Transcribe the records that follow exactly. Skip the pictures.

Stored data entries
/---

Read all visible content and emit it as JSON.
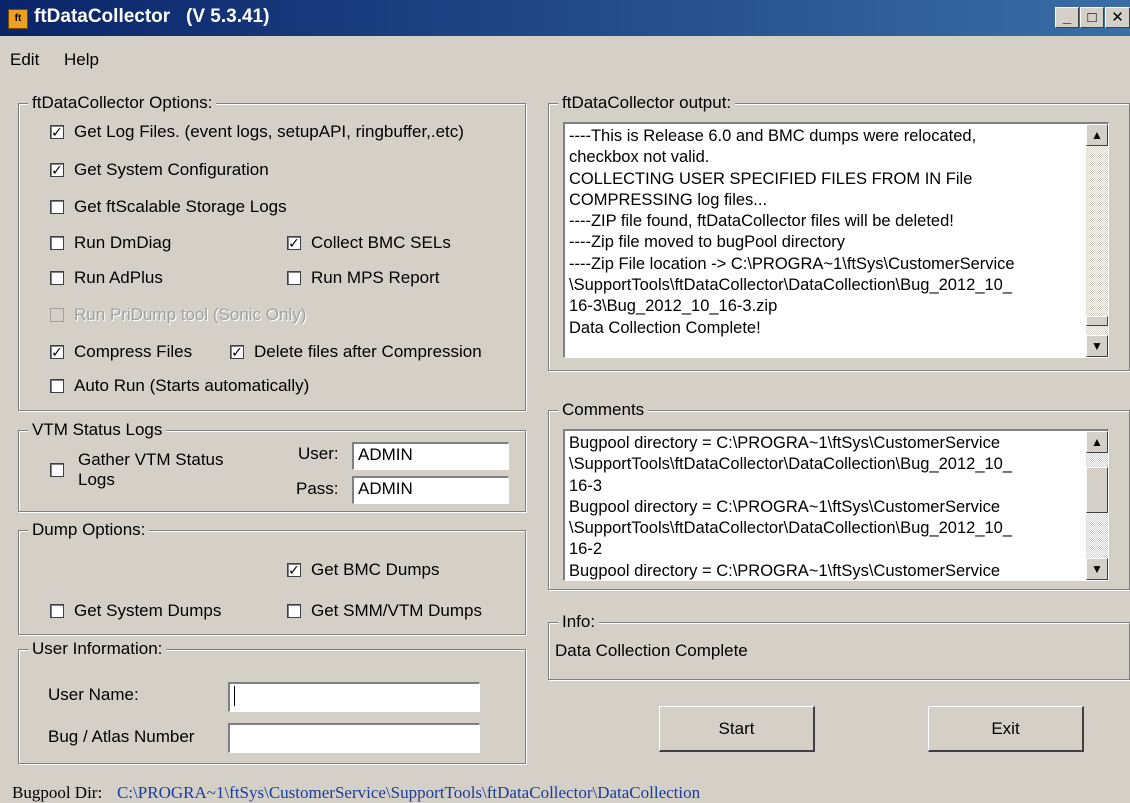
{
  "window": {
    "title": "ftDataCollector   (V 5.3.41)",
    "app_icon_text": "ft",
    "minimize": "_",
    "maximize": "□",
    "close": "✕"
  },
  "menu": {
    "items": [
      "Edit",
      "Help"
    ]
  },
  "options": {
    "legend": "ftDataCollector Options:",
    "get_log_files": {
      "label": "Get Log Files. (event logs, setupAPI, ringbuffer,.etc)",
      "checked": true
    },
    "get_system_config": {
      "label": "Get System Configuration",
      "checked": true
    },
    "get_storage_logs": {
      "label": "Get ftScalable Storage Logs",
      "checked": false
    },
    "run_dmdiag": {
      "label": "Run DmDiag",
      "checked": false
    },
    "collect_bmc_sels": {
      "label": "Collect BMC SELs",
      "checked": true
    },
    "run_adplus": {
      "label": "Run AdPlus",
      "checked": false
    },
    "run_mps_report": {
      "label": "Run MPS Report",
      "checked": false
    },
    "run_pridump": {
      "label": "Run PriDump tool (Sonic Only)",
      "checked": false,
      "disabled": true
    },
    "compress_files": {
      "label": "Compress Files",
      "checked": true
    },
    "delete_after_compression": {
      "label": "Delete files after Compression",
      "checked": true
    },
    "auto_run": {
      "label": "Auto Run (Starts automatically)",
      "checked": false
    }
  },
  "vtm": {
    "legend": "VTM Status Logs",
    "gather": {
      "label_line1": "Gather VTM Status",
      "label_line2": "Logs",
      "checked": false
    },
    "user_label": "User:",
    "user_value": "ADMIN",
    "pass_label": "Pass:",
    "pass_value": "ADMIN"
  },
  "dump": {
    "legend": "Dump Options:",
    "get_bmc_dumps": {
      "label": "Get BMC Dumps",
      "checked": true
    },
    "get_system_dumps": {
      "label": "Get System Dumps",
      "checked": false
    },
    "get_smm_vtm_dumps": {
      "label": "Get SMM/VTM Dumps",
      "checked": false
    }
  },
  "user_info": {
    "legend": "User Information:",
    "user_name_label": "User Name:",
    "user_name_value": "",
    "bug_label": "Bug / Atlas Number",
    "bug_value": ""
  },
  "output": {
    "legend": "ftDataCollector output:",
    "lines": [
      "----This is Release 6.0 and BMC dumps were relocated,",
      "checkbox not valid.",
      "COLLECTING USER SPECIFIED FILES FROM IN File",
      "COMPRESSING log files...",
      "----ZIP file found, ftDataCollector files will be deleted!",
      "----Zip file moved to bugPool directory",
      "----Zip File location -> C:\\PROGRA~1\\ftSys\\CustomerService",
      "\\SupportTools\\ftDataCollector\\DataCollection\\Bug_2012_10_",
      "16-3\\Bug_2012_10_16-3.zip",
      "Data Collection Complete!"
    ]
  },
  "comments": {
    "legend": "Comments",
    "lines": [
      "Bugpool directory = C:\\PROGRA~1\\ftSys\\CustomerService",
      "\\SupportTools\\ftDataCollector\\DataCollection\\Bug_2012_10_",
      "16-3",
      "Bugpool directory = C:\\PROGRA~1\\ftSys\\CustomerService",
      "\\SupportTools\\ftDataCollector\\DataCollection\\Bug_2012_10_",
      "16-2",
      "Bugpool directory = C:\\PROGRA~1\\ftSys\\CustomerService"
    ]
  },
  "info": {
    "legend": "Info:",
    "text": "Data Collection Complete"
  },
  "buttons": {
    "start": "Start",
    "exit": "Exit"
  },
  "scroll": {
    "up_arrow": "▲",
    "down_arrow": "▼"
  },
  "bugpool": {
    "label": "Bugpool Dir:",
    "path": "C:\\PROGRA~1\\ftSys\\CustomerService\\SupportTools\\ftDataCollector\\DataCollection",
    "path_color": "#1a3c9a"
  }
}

\---

*Result for this exercise*:
Read all visible content and emit it as JSON.
{
  "window": {
    "title": "ftDataCollector   (V 5.3.41)",
    "app_icon_text": "ft",
    "minimize": "_",
    "maximize": "□",
    "close": "✕"
  },
  "menu": {
    "items": [
      "Edit",
      "Help"
    ]
  },
  "options": {
    "legend": "ftDataCollector Options:",
    "get_log_files": {
      "label": "Get Log Files. (event logs, setupAPI, ringbuffer,.etc)",
      "checked": true
    },
    "get_system_config": {
      "label": "Get System Configuration",
      "checked": true
    },
    "get_storage_logs": {
      "label": "Get ftScalable Storage Logs",
      "checked": false
    },
    "run_dmdiag": {
      "label": "Run DmDiag",
      "checked": false
    },
    "collect_bmc_sels": {
      "label": "Collect BMC SELs",
      "checked": true
    },
    "run_adplus": {
      "label": "Run AdPlus",
      "checked": false
    },
    "run_mps_report": {
      "label": "Run MPS Report",
      "checked": false
    },
    "run_pridump": {
      "label": "Run PriDump tool (Sonic Only)",
      "checked": false,
      "disabled": true
    },
    "compress_files": {
      "label": "Compress Files",
      "checked": true
    },
    "delete_after_compression": {
      "label": "Delete files after Compression",
      "checked": true
    },
    "auto_run": {
      "label": "Auto Run (Starts automatically)",
      "checked": false
    }
  },
  "vtm": {
    "legend": "VTM Status Logs",
    "gather": {
      "label_line1": "Gather VTM Status",
      "label_line2": "Logs",
      "checked": false
    },
    "user_label": "User:",
    "user_value": "ADMIN",
    "pass_label": "Pass:",
    "pass_value": "ADMIN"
  },
  "dump": {
    "legend": "Dump Options:",
    "get_bmc_dumps": {
      "label": "Get BMC Dumps",
      "checked": true
    },
    "get_system_dumps": {
      "label": "Get System Dumps",
      "checked": false
    },
    "get_smm_vtm_dumps": {
      "label": "Get SMM/VTM Dumps",
      "checked": false
    }
  },
  "user_info": {
    "legend": "User Information:",
    "user_name_label": "User Name:",
    "user_name_value": "",
    "bug_label": "Bug / Atlas Number",
    "bug_value": ""
  },
  "output": {
    "legend": "ftDataCollector output:",
    "lines": [
      "----This is Release 6.0 and BMC dumps were relocated,",
      "checkbox not valid.",
      "COLLECTING USER SPECIFIED FILES FROM IN File",
      "COMPRESSING log files...",
      "----ZIP file found, ftDataCollector files will be deleted!",
      "----Zip file moved to bugPool directory",
      "----Zip File location -> C:\\PROGRA~1\\ftSys\\CustomerService",
      "\\SupportTools\\ftDataCollector\\DataCollection\\Bug_2012_10_",
      "16-3\\Bug_2012_10_16-3.zip",
      "Data Collection Complete!"
    ]
  },
  "comments": {
    "legend": "Comments",
    "lines": [
      "Bugpool directory = C:\\PROGRA~1\\ftSys\\CustomerService",
      "\\SupportTools\\ftDataCollector\\DataCollection\\Bug_2012_10_",
      "16-3",
      "Bugpool directory = C:\\PROGRA~1\\ftSys\\CustomerService",
      "\\SupportTools\\ftDataCollector\\DataCollection\\Bug_2012_10_",
      "16-2",
      "Bugpool directory = C:\\PROGRA~1\\ftSys\\CustomerService"
    ]
  },
  "info": {
    "legend": "Info:",
    "text": "Data Collection Complete"
  },
  "buttons": {
    "start": "Start",
    "exit": "Exit"
  },
  "scroll": {
    "up_arrow": "▲",
    "down_arrow": "▼"
  },
  "bugpool": {
    "label": "Bugpool Dir:",
    "path": "C:\\PROGRA~1\\ftSys\\CustomerService\\SupportTools\\ftDataCollector\\DataCollection",
    "path_color": "#1a3c9a"
  }
}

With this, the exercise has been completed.